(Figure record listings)

───

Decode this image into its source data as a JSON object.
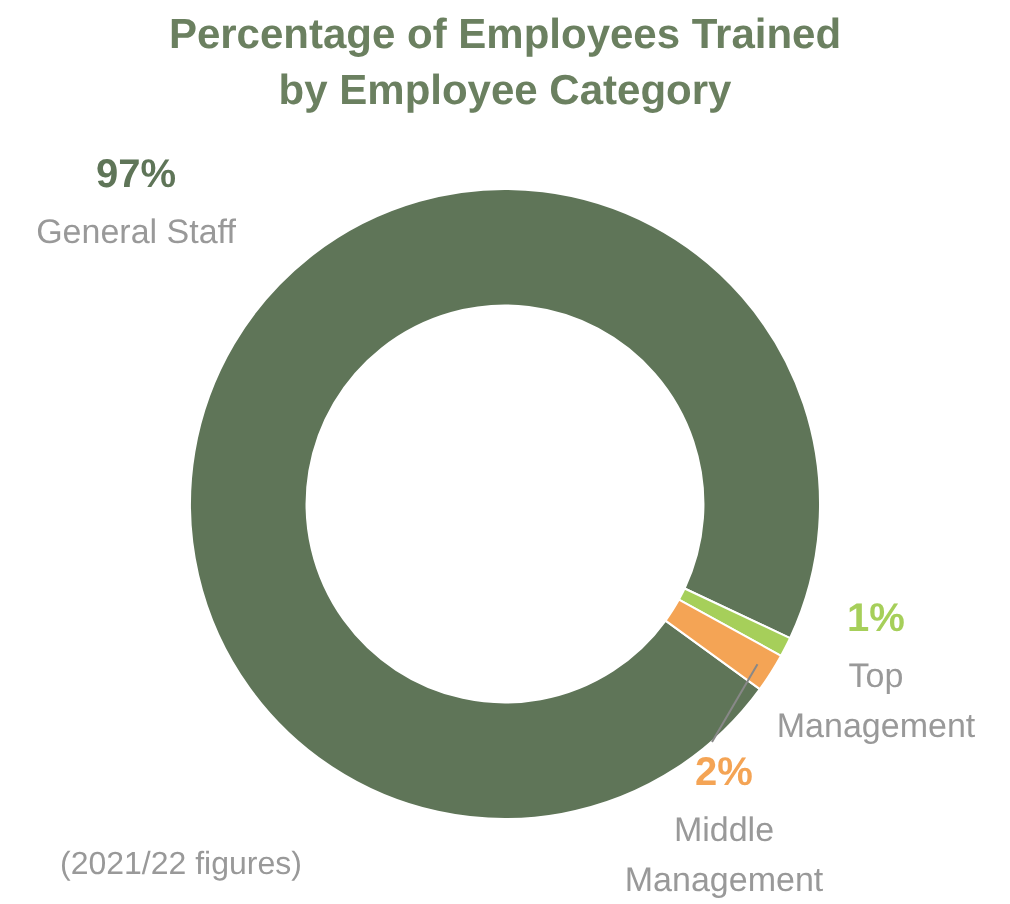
{
  "chart_data": {
    "type": "donut",
    "title": "Percentage of Employees Trained by Employee Category",
    "categories": [
      "General Staff",
      "Top Management",
      "Middle Management"
    ],
    "values": [
      97,
      1,
      2
    ],
    "colors": [
      "#5f7558",
      "#a6cf5a",
      "#f4a455"
    ],
    "value_labels": [
      "97%",
      "1%",
      "2%"
    ],
    "legend": false,
    "annotations": [
      "(2021/22 figures)"
    ]
  }
}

───

Reproduce all of the material exactly, apart from the pictures.

Decode this image into its source data as a JSON object.
{
  "chart_data": {
    "type": "donut",
    "title": "Percentage of Employees Trained by Employee Category",
    "categories": [
      "General Staff",
      "Top Management",
      "Middle Management"
    ],
    "values": [
      97,
      1,
      2
    ],
    "colors": [
      "#5f7558",
      "#a6cf5a",
      "#f4a455"
    ],
    "value_labels": [
      "97%",
      "1%",
      "2%"
    ],
    "legend": false,
    "annotations": [
      "(2021/22 figures)"
    ]
  }
}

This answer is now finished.